§ **WRITTEN REQUEST**:
Copy every line with the string "manner" in it.

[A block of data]
<<<<

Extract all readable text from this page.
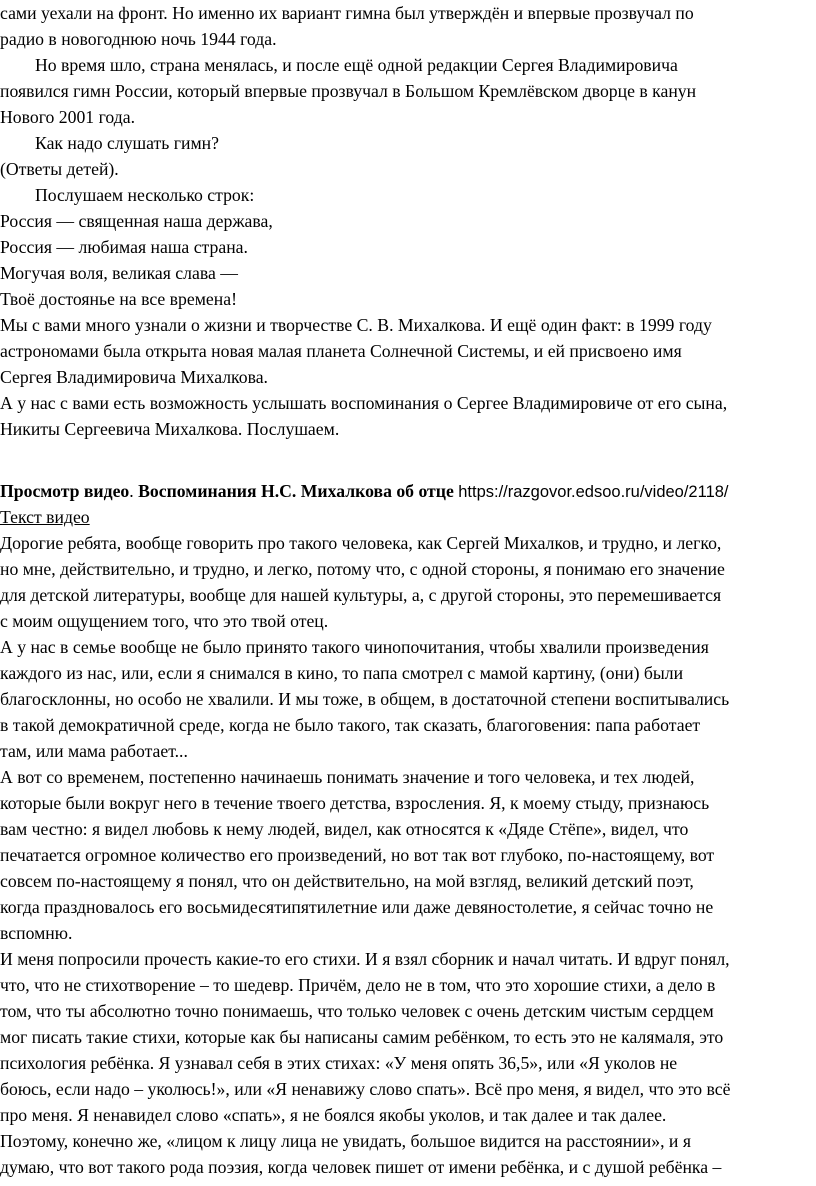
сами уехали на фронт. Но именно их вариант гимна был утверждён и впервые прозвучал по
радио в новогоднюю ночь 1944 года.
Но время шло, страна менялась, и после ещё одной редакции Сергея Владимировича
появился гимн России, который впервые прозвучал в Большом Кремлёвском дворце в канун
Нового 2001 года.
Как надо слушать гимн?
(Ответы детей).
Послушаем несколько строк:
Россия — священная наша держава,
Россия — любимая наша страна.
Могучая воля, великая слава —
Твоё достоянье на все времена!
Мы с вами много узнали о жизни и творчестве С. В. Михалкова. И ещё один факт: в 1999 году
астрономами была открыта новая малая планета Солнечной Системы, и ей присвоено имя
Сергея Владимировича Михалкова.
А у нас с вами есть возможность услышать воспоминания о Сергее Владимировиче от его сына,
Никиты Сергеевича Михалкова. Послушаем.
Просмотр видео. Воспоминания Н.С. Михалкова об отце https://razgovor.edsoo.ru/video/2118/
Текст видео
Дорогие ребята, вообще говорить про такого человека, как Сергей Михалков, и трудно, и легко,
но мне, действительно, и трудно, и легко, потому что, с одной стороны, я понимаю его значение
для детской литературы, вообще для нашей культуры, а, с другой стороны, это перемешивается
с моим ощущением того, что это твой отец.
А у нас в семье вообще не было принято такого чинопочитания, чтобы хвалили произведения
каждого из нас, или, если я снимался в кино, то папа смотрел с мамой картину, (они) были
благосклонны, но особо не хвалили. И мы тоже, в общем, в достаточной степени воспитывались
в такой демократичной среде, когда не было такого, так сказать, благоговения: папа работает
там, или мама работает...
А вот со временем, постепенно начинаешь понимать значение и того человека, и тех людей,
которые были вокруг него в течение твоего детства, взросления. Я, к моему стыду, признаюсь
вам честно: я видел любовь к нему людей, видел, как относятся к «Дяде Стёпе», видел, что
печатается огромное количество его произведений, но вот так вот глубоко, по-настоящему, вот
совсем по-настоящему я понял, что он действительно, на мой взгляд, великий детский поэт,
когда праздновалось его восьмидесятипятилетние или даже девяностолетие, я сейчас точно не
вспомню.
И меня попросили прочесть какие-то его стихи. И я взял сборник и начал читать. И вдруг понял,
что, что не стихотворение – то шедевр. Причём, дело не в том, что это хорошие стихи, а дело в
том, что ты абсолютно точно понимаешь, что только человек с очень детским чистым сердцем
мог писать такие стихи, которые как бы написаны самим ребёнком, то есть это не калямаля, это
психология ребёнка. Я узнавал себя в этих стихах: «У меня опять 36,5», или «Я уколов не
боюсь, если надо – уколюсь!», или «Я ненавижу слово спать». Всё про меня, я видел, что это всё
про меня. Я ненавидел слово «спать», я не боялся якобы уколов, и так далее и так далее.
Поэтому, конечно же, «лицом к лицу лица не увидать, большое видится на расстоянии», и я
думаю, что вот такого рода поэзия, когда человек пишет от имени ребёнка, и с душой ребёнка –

>>>>
<<<<

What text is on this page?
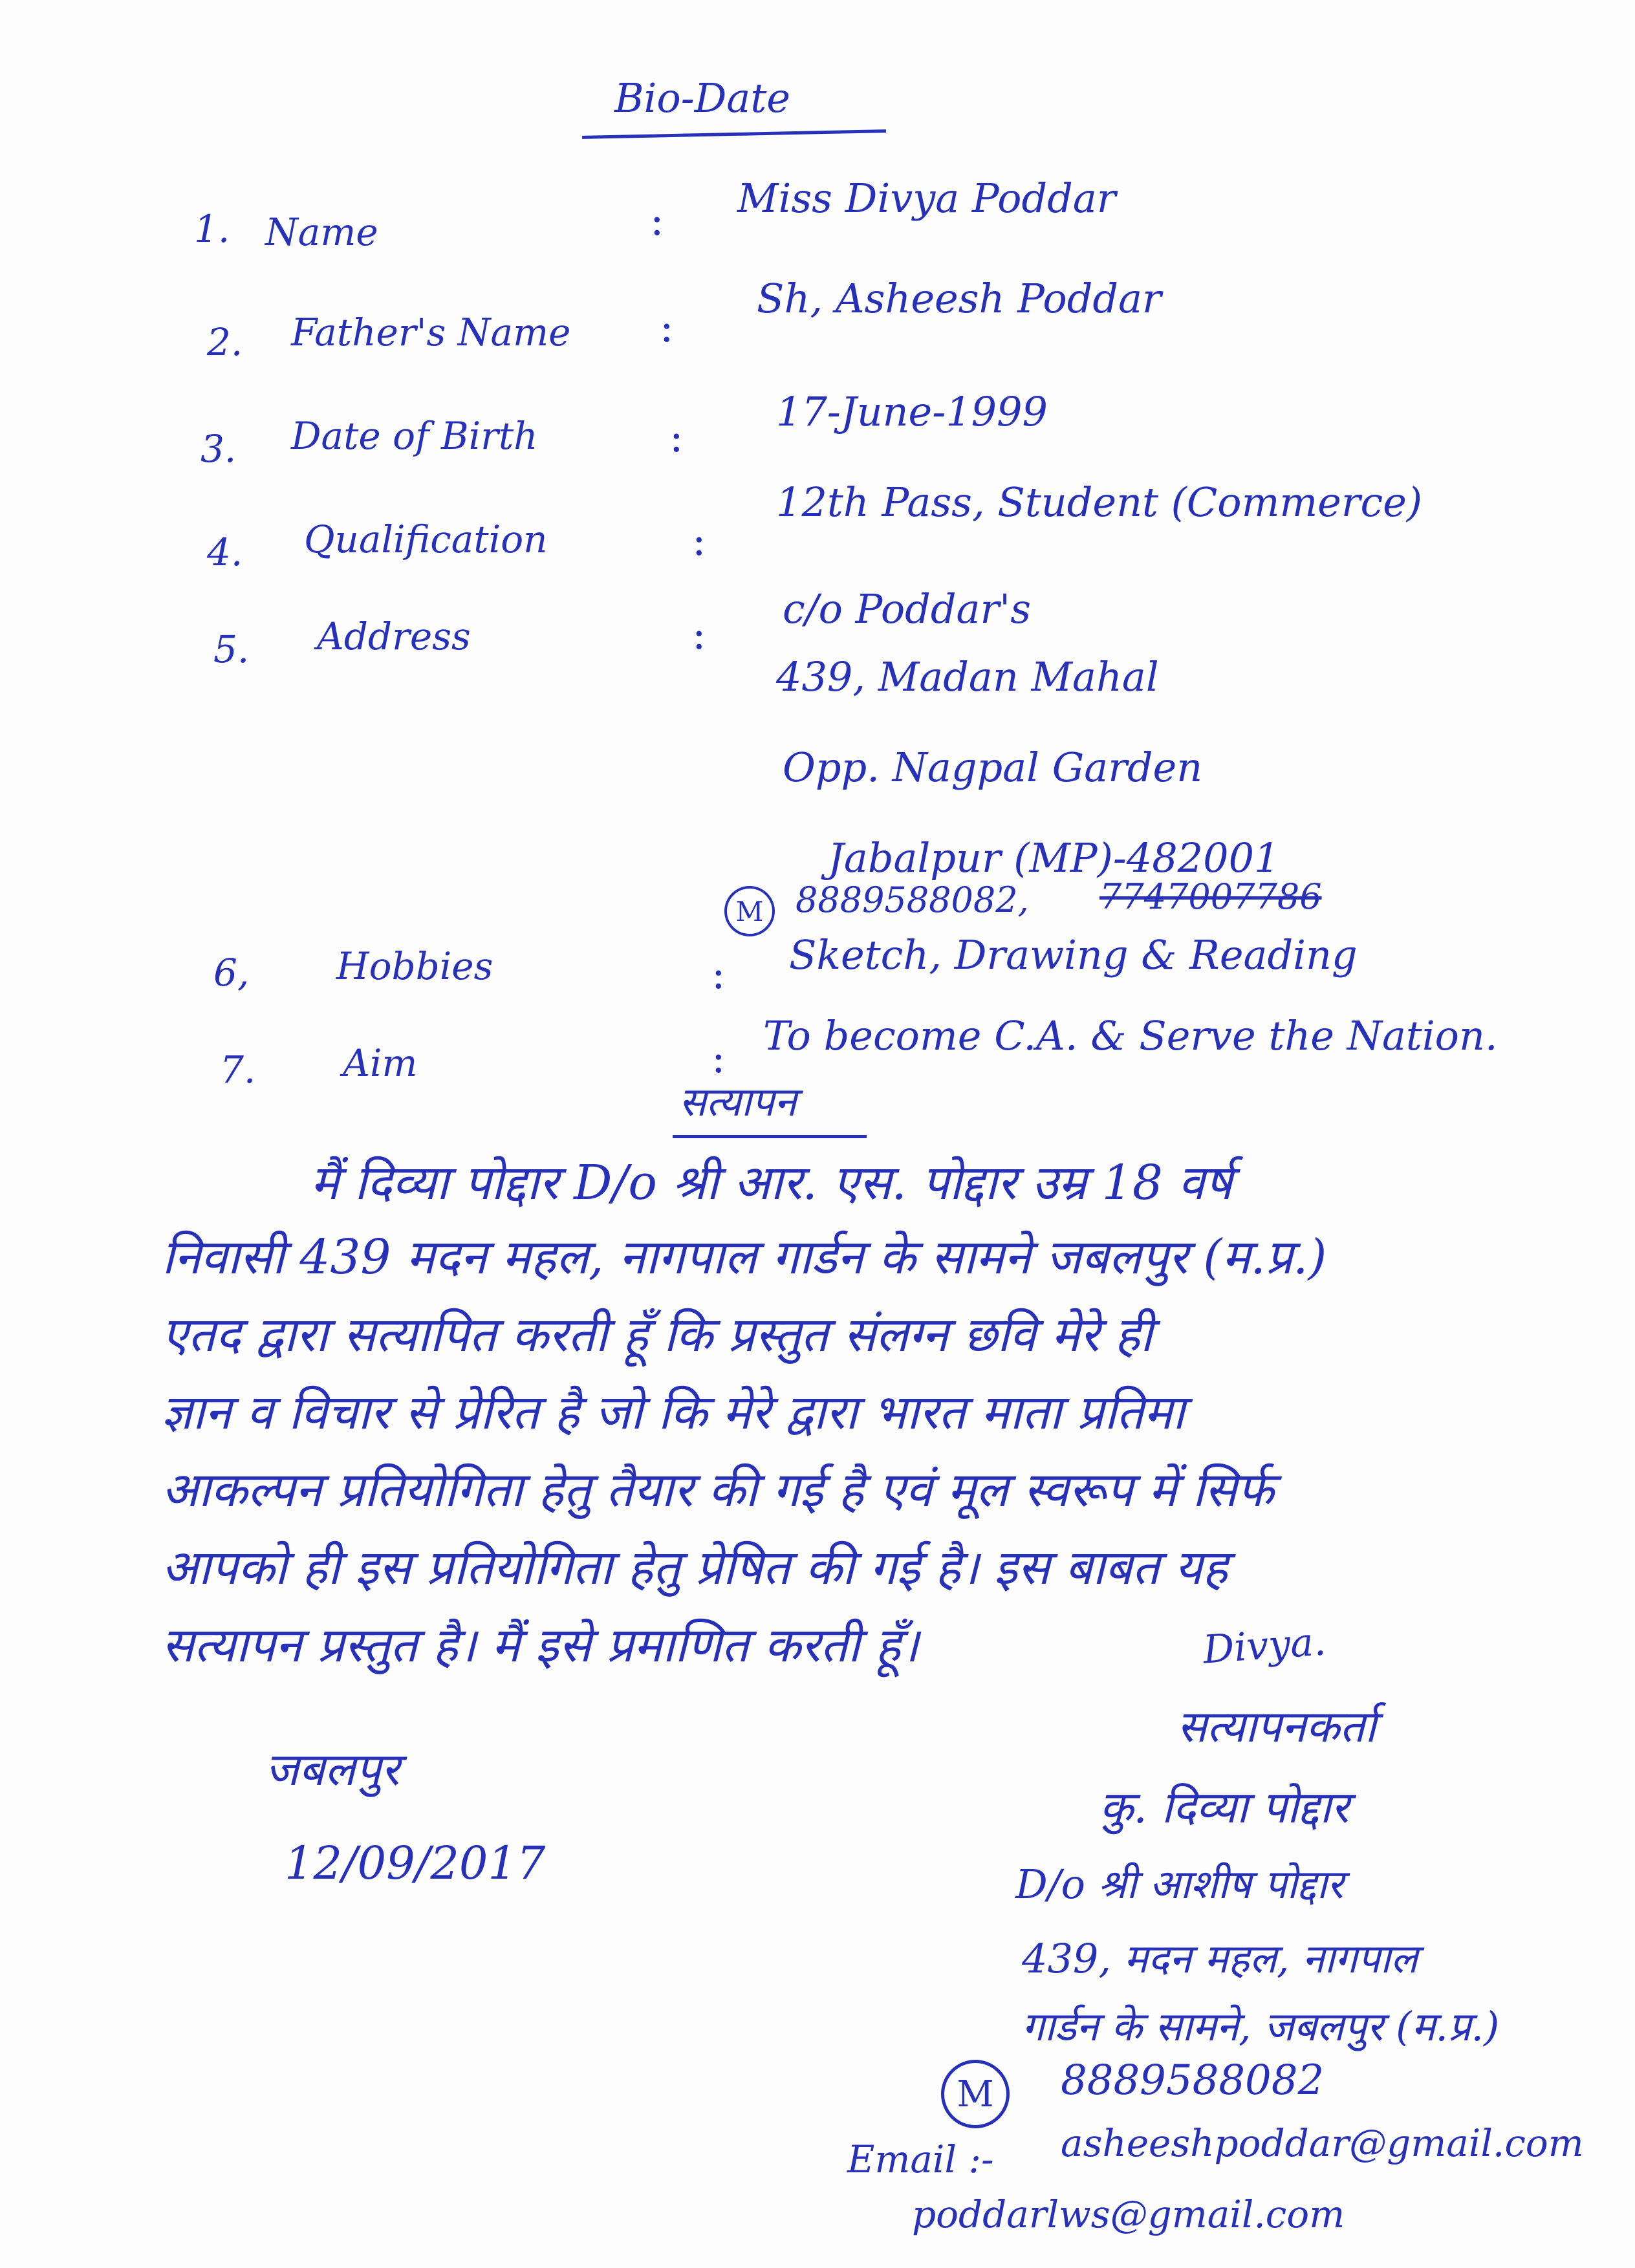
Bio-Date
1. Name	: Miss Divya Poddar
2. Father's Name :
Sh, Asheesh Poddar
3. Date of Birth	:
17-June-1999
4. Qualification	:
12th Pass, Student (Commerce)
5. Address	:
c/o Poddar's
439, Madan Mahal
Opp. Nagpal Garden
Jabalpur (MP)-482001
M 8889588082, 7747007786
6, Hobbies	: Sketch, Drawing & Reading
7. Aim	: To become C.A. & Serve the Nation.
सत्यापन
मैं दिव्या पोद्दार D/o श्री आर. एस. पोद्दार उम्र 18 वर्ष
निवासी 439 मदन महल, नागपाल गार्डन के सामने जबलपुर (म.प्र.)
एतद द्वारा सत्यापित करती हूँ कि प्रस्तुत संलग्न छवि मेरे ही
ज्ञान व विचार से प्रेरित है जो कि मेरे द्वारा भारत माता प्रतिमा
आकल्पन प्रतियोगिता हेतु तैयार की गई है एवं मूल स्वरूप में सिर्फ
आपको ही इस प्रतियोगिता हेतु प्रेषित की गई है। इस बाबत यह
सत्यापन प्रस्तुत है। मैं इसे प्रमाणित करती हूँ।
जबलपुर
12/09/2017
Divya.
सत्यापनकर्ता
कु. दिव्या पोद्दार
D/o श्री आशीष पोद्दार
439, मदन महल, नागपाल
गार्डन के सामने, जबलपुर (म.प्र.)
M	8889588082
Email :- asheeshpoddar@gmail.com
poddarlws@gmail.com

>>>>
<<<<

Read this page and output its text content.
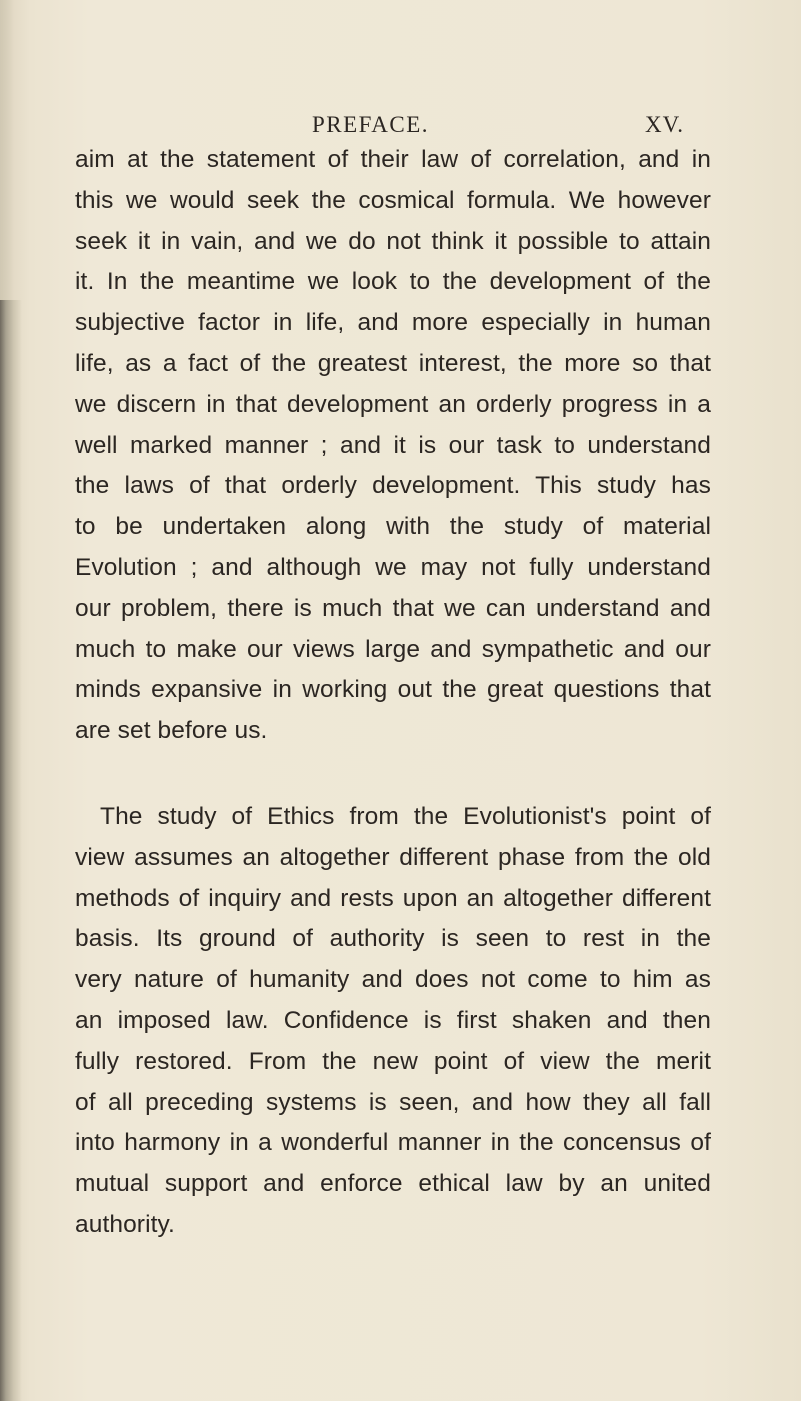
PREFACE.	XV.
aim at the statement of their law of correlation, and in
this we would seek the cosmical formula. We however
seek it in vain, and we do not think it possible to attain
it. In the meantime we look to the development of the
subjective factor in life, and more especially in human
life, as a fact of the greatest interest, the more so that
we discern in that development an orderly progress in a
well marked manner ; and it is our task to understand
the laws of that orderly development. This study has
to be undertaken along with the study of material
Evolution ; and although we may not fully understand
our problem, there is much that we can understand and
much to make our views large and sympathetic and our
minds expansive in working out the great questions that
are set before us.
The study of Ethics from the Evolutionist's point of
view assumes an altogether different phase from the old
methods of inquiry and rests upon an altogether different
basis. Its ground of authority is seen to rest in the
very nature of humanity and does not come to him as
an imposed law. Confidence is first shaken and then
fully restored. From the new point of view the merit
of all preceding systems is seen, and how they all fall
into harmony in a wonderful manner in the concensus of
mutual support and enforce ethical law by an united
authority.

>>>>

§ **TASK OUTPUT**:
well marked manner ; and it is our task to understand
into harmony in a wonderful manner in the concensus of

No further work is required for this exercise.